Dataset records
----------------------------------------
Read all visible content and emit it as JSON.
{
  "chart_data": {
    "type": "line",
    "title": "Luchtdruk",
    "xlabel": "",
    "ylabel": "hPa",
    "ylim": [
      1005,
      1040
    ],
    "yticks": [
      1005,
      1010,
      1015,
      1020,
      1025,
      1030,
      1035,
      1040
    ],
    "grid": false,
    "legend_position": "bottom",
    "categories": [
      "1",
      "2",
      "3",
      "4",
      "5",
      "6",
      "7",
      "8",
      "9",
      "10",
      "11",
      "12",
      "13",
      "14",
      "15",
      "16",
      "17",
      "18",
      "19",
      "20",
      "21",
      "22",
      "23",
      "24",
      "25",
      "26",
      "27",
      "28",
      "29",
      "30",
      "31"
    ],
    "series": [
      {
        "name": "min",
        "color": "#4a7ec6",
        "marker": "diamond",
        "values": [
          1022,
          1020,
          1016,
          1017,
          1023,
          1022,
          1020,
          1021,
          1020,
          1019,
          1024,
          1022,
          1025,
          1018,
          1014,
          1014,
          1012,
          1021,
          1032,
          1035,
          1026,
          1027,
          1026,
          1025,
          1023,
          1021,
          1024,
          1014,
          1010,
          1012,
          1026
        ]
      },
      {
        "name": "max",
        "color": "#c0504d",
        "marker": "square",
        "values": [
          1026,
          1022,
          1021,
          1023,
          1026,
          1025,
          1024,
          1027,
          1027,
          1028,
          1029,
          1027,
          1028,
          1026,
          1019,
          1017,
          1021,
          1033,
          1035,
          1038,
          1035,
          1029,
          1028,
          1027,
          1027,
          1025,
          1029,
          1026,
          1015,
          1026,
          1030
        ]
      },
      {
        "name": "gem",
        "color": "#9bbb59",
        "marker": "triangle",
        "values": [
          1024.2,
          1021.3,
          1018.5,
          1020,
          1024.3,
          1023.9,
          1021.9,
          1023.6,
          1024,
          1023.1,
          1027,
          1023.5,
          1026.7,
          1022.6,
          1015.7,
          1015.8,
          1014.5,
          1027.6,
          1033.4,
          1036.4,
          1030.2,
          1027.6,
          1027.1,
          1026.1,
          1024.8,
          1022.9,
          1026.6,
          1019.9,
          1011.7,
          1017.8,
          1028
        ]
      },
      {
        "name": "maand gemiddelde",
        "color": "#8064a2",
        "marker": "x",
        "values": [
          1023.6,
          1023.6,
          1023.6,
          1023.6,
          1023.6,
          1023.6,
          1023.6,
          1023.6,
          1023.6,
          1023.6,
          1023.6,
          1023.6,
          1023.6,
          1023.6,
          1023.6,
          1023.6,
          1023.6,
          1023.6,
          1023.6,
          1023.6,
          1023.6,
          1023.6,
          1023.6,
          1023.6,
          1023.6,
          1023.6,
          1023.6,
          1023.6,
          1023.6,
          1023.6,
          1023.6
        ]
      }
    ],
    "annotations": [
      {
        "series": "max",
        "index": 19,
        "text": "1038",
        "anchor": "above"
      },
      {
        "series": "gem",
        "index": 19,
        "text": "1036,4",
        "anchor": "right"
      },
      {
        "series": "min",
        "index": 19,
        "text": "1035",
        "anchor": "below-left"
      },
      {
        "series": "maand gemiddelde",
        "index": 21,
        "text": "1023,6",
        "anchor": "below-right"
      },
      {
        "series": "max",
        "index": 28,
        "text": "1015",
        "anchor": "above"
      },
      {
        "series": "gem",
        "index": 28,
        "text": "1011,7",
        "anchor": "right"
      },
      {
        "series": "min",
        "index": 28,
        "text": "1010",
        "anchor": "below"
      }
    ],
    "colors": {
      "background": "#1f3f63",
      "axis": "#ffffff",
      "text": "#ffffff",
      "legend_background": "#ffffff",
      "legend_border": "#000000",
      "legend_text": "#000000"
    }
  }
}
----------------------------------------
Using the listing above, reproduce each line without omission.

Read all visible content and emit it as JSON.
{
  "chart_data": {
    "type": "line",
    "title": "Luchtdruk",
    "xlabel": "",
    "ylabel": "hPa",
    "ylim": [
      1005,
      1040
    ],
    "yticks": [
      1005,
      1010,
      1015,
      1020,
      1025,
      1030,
      1035,
      1040
    ],
    "grid": false,
    "legend_position": "bottom",
    "categories": [
      "1",
      "2",
      "3",
      "4",
      "5",
      "6",
      "7",
      "8",
      "9",
      "10",
      "11",
      "12",
      "13",
      "14",
      "15",
      "16",
      "17",
      "18",
      "19",
      "20",
      "21",
      "22",
      "23",
      "24",
      "25",
      "26",
      "27",
      "28",
      "29",
      "30",
      "31"
    ],
    "series": [
      {
        "name": "min",
        "color": "#4a7ec6",
        "marker": "diamond",
        "values": [
          1022,
          1020,
          1016,
          1017,
          1023,
          1022,
          1020,
          1021,
          1020,
          1019,
          1024,
          1022,
          1025,
          1018,
          1014,
          1014,
          1012,
          1021,
          1032,
          1035,
          1026,
          1027,
          1026,
          1025,
          1023,
          1021,
          1024,
          1014,
          1010,
          1012,
          1026
        ]
      },
      {
        "name": "max",
        "color": "#c0504d",
        "marker": "square",
        "values": [
          1026,
          1022,
          1021,
          1023,
          1026,
          1025,
          1024,
          1027,
          1027,
          1028,
          1029,
          1027,
          1028,
          1026,
          1019,
          1017,
          1021,
          1033,
          1035,
          1038,
          1035,
          1029,
          1028,
          1027,
          1027,
          1025,
          1029,
          1026,
          1015,
          1026,
          1030
        ]
      },
      {
        "name": "gem",
        "color": "#9bbb59",
        "marker": "triangle",
        "values": [
          1024.2,
          1021.3,
          1018.5,
          1020,
          1024.3,
          1023.9,
          1021.9,
          1023.6,
          1024,
          1023.1,
          1027,
          1023.5,
          1026.7,
          1022.6,
          1015.7,
          1015.8,
          1014.5,
          1027.6,
          1033.4,
          1036.4,
          1030.2,
          1027.6,
          1027.1,
          1026.1,
          1024.8,
          1022.9,
          1026.6,
          1019.9,
          1011.7,
          1017.8,
          1028
        ]
      },
      {
        "name": "maand gemiddelde",
        "color": "#8064a2",
        "marker": "x",
        "values": [
          1023.6,
          1023.6,
          1023.6,
          1023.6,
          1023.6,
          1023.6,
          1023.6,
          1023.6,
          1023.6,
          1023.6,
          1023.6,
          1023.6,
          1023.6,
          1023.6,
          1023.6,
          1023.6,
          1023.6,
          1023.6,
          1023.6,
          1023.6,
          1023.6,
          1023.6,
          1023.6,
          1023.6,
          1023.6,
          1023.6,
          1023.6,
          1023.6,
          1023.6,
          1023.6,
          1023.6
        ]
      }
    ],
    "annotations": [
      {
        "series": "max",
        "index": 19,
        "text": "1038",
        "anchor": "above"
      },
      {
        "series": "gem",
        "index": 19,
        "text": "1036,4",
        "anchor": "right"
      },
      {
        "series": "min",
        "index": 19,
        "text": "1035",
        "anchor": "below-left"
      },
      {
        "series": "maand gemiddelde",
        "index": 21,
        "text": "1023,6",
        "anchor": "below-right"
      },
      {
        "series": "max",
        "index": 28,
        "text": "1015",
        "anchor": "above"
      },
      {
        "series": "gem",
        "index": 28,
        "text": "1011,7",
        "anchor": "right"
      },
      {
        "series": "min",
        "index": 28,
        "text": "1010",
        "anchor": "below"
      }
    ],
    "colors": {
      "background": "#1f3f63",
      "axis": "#ffffff",
      "text": "#ffffff",
      "legend_background": "#ffffff",
      "legend_border": "#000000",
      "legend_text": "#000000"
    }
  }
}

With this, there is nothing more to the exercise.